TASK
Take all the material and copy it exactly.

RECORDS FOR THE TASK

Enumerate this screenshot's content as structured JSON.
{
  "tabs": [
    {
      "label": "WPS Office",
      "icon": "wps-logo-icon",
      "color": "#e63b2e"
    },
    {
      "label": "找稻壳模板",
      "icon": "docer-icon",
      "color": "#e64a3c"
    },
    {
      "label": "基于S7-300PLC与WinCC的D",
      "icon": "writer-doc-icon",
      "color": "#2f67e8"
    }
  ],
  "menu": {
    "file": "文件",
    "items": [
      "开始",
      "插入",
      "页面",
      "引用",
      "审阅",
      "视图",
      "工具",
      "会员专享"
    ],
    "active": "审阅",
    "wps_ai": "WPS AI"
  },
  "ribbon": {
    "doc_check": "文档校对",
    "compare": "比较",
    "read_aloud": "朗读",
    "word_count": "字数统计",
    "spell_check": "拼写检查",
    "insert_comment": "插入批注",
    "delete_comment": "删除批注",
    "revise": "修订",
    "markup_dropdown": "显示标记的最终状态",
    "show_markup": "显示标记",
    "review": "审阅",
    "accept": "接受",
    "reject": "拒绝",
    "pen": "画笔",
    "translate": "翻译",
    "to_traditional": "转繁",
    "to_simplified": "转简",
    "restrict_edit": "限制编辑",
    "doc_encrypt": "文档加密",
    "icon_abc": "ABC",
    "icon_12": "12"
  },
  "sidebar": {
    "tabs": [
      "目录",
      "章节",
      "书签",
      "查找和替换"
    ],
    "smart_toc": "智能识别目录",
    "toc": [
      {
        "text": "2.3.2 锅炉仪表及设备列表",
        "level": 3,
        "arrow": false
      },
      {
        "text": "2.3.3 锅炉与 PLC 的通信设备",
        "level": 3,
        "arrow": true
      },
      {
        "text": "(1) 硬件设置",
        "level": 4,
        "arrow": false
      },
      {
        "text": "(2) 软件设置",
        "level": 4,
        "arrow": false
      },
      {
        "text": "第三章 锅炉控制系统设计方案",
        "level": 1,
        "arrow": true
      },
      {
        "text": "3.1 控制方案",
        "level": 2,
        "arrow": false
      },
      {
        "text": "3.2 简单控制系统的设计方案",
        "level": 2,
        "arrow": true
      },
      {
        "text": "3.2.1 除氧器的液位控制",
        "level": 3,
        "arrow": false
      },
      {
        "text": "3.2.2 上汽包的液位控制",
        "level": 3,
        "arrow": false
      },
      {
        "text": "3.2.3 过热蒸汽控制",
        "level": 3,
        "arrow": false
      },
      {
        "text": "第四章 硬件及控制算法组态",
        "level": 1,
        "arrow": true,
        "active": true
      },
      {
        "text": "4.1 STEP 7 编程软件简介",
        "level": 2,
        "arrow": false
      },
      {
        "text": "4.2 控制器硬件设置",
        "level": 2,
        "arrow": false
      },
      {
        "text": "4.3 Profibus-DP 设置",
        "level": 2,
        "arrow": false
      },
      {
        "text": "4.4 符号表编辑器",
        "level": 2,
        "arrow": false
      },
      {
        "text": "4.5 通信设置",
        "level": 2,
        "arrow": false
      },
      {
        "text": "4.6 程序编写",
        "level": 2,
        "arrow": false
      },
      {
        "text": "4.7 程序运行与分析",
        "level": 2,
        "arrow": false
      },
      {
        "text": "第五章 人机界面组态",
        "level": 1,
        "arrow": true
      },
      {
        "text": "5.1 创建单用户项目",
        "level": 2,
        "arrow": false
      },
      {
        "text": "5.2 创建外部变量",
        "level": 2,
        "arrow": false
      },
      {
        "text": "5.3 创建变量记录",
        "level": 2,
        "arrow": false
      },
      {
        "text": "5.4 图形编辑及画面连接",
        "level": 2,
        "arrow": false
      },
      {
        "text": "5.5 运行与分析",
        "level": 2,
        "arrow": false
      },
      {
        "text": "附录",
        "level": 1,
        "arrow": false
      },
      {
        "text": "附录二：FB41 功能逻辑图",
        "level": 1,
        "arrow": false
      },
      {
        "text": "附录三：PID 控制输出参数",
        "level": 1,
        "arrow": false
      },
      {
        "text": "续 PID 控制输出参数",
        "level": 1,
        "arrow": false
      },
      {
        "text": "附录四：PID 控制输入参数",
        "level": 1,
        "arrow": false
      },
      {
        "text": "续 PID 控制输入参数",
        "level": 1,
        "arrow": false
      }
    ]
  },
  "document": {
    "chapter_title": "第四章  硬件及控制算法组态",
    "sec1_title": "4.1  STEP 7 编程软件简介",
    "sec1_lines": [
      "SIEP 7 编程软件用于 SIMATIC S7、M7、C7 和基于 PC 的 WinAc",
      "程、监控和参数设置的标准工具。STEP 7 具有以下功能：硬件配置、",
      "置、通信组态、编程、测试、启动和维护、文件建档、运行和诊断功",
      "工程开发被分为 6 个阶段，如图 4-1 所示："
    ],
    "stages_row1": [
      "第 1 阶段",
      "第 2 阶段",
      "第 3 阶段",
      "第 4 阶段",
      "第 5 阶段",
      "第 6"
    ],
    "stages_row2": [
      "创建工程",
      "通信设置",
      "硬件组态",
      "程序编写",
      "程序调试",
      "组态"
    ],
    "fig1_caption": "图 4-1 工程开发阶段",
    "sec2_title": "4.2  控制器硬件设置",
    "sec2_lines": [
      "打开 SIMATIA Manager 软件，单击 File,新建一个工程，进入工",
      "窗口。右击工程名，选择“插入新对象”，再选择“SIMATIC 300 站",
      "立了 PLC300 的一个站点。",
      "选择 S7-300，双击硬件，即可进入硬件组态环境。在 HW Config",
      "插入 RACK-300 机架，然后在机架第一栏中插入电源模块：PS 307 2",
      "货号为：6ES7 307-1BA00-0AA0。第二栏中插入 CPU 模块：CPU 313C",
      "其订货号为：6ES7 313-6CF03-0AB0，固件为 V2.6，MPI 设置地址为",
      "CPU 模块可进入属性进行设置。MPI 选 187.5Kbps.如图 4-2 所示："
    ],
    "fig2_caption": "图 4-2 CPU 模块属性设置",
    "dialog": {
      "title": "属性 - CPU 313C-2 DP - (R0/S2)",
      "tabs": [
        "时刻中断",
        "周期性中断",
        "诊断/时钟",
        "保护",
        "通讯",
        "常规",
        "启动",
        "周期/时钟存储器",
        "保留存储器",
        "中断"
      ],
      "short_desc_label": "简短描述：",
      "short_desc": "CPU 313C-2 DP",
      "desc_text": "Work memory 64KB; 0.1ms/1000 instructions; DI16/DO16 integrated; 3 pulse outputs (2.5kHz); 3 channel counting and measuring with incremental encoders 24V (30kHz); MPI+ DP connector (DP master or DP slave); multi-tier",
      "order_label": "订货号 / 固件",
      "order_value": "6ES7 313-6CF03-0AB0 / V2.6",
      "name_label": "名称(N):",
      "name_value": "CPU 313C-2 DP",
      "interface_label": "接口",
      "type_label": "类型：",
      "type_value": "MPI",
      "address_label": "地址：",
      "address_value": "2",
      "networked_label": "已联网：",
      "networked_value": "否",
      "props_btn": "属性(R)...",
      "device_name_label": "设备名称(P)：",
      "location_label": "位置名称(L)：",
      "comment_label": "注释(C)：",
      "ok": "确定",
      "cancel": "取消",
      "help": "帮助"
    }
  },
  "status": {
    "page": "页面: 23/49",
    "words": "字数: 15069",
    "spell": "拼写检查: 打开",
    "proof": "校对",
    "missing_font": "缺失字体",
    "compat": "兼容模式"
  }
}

OUTPUT
Enumerate this screenshot's content as structured JSON.
{
  "tabs": [
    {
      "label": "WPS Office",
      "icon": "wps-logo-icon",
      "color": "#e63b2e"
    },
    {
      "label": "找稻壳模板",
      "icon": "docer-icon",
      "color": "#e64a3c"
    },
    {
      "label": "基于S7-300PLC与WinCC的D",
      "icon": "writer-doc-icon",
      "color": "#2f67e8"
    }
  ],
  "menu": {
    "file": "文件",
    "items": [
      "开始",
      "插入",
      "页面",
      "引用",
      "审阅",
      "视图",
      "工具",
      "会员专享"
    ],
    "active": "审阅",
    "wps_ai": "WPS AI"
  },
  "ribbon": {
    "doc_check": "文档校对",
    "compare": "比较",
    "read_aloud": "朗读",
    "word_count": "字数统计",
    "spell_check": "拼写检查",
    "insert_comment": "插入批注",
    "delete_comment": "删除批注",
    "revise": "修订",
    "markup_dropdown": "显示标记的最终状态",
    "show_markup": "显示标记",
    "review": "审阅",
    "accept": "接受",
    "reject": "拒绝",
    "pen": "画笔",
    "translate": "翻译",
    "to_traditional": "转繁",
    "to_simplified": "转简",
    "restrict_edit": "限制编辑",
    "doc_encrypt": "文档加密",
    "icon_abc": "ABC",
    "icon_12": "12"
  },
  "sidebar": {
    "tabs": [
      "目录",
      "章节",
      "书签",
      "查找和替换"
    ],
    "smart_toc": "智能识别目录",
    "toc": [
      {
        "text": "2.3.2 锅炉仪表及设备列表",
        "level": 3,
        "arrow": false
      },
      {
        "text": "2.3.3 锅炉与 PLC 的通信设备",
        "level": 3,
        "arrow": true
      },
      {
        "text": "(1) 硬件设置",
        "level": 4,
        "arrow": false
      },
      {
        "text": "(2) 软件设置",
        "level": 4,
        "arrow": false
      },
      {
        "text": "第三章 锅炉控制系统设计方案",
        "level": 1,
        "arrow": true
      },
      {
        "text": "3.1 控制方案",
        "level": 2,
        "arrow": false
      },
      {
        "text": "3.2 简单控制系统的设计方案",
        "level": 2,
        "arrow": true
      },
      {
        "text": "3.2.1 除氧器的液位控制",
        "level": 3,
        "arrow": false
      },
      {
        "text": "3.2.2 上汽包的液位控制",
        "level": 3,
        "arrow": false
      },
      {
        "text": "3.2.3 过热蒸汽控制",
        "level": 3,
        "arrow": false
      },
      {
        "text": "第四章 硬件及控制算法组态",
        "level": 1,
        "arrow": true,
        "active": true
      },
      {
        "text": "4.1 STEP 7 编程软件简介",
        "level": 2,
        "arrow": false
      },
      {
        "text": "4.2 控制器硬件设置",
        "level": 2,
        "arrow": false
      },
      {
        "text": "4.3 Profibus-DP 设置",
        "level": 2,
        "arrow": false
      },
      {
        "text": "4.4 符号表编辑器",
        "level": 2,
        "arrow": false
      },
      {
        "text": "4.5 通信设置",
        "level": 2,
        "arrow": false
      },
      {
        "text": "4.6 程序编写",
        "level": 2,
        "arrow": false
      },
      {
        "text": "4.7 程序运行与分析",
        "level": 2,
        "arrow": false
      },
      {
        "text": "第五章 人机界面组态",
        "level": 1,
        "arrow": true
      },
      {
        "text": "5.1 创建单用户项目",
        "level": 2,
        "arrow": false
      },
      {
        "text": "5.2 创建外部变量",
        "level": 2,
        "arrow": false
      },
      {
        "text": "5.3 创建变量记录",
        "level": 2,
        "arrow": false
      },
      {
        "text": "5.4 图形编辑及画面连接",
        "level": 2,
        "arrow": false
      },
      {
        "text": "5.5 运行与分析",
        "level": 2,
        "arrow": false
      },
      {
        "text": "附录",
        "level": 1,
        "arrow": false
      },
      {
        "text": "附录二：FB41 功能逻辑图",
        "level": 1,
        "arrow": false
      },
      {
        "text": "附录三：PID 控制输出参数",
        "level": 1,
        "arrow": false
      },
      {
        "text": "续 PID 控制输出参数",
        "level": 1,
        "arrow": false
      },
      {
        "text": "附录四：PID 控制输入参数",
        "level": 1,
        "arrow": false
      },
      {
        "text": "续 PID 控制输入参数",
        "level": 1,
        "arrow": false
      }
    ]
  },
  "document": {
    "chapter_title": "第四章  硬件及控制算法组态",
    "sec1_title": "4.1  STEP 7 编程软件简介",
    "sec1_lines": [
      "SIEP 7 编程软件用于 SIMATIC S7、M7、C7 和基于 PC 的 WinAc",
      "程、监控和参数设置的标准工具。STEP 7 具有以下功能：硬件配置、",
      "置、通信组态、编程、测试、启动和维护、文件建档、运行和诊断功",
      "工程开发被分为 6 个阶段，如图 4-1 所示："
    ],
    "stages_row1": [
      "第 1 阶段",
      "第 2 阶段",
      "第 3 阶段",
      "第 4 阶段",
      "第 5 阶段",
      "第 6"
    ],
    "stages_row2": [
      "创建工程",
      "通信设置",
      "硬件组态",
      "程序编写",
      "程序调试",
      "组态"
    ],
    "fig1_caption": "图 4-1 工程开发阶段",
    "sec2_title": "4.2  控制器硬件设置",
    "sec2_lines": [
      "打开 SIMATIA Manager 软件，单击 File,新建一个工程，进入工",
      "窗口。右击工程名，选择“插入新对象”，再选择“SIMATIC 300 站",
      "立了 PLC300 的一个站点。",
      "选择 S7-300，双击硬件，即可进入硬件组态环境。在 HW Config",
      "插入 RACK-300 机架，然后在机架第一栏中插入电源模块：PS 307 2",
      "货号为：6ES7 307-1BA00-0AA0。第二栏中插入 CPU 模块：CPU 313C",
      "其订货号为：6ES7 313-6CF03-0AB0，固件为 V2.6，MPI 设置地址为",
      "CPU 模块可进入属性进行设置。MPI 选 187.5Kbps.如图 4-2 所示："
    ],
    "fig2_caption": "图 4-2 CPU 模块属性设置",
    "dialog": {
      "title": "属性 - CPU 313C-2 DP - (R0/S2)",
      "tabs": [
        "时刻中断",
        "周期性中断",
        "诊断/时钟",
        "保护",
        "通讯",
        "常规",
        "启动",
        "周期/时钟存储器",
        "保留存储器",
        "中断"
      ],
      "short_desc_label": "简短描述：",
      "short_desc": "CPU 313C-2 DP",
      "desc_text": "Work memory 64KB; 0.1ms/1000 instructions; DI16/DO16 integrated; 3 pulse outputs (2.5kHz); 3 channel counting and measuring with incremental encoders 24V (30kHz); MPI+ DP connector (DP master or DP slave); multi-tier",
      "order_label": "订货号 / 固件",
      "order_value": "6ES7 313-6CF03-0AB0 / V2.6",
      "name_label": "名称(N):",
      "name_value": "CPU 313C-2 DP",
      "interface_label": "接口",
      "type_label": "类型：",
      "type_value": "MPI",
      "address_label": "地址：",
      "address_value": "2",
      "networked_label": "已联网：",
      "networked_value": "否",
      "props_btn": "属性(R)...",
      "device_name_label": "设备名称(P)：",
      "location_label": "位置名称(L)：",
      "comment_label": "注释(C)：",
      "ok": "确定",
      "cancel": "取消",
      "help": "帮助"
    }
  },
  "status": {
    "page": "页面: 23/49",
    "words": "字数: 15069",
    "spell": "拼写检查: 打开",
    "proof": "校对",
    "missing_font": "缺失字体",
    "compat": "兼容模式"
  }
}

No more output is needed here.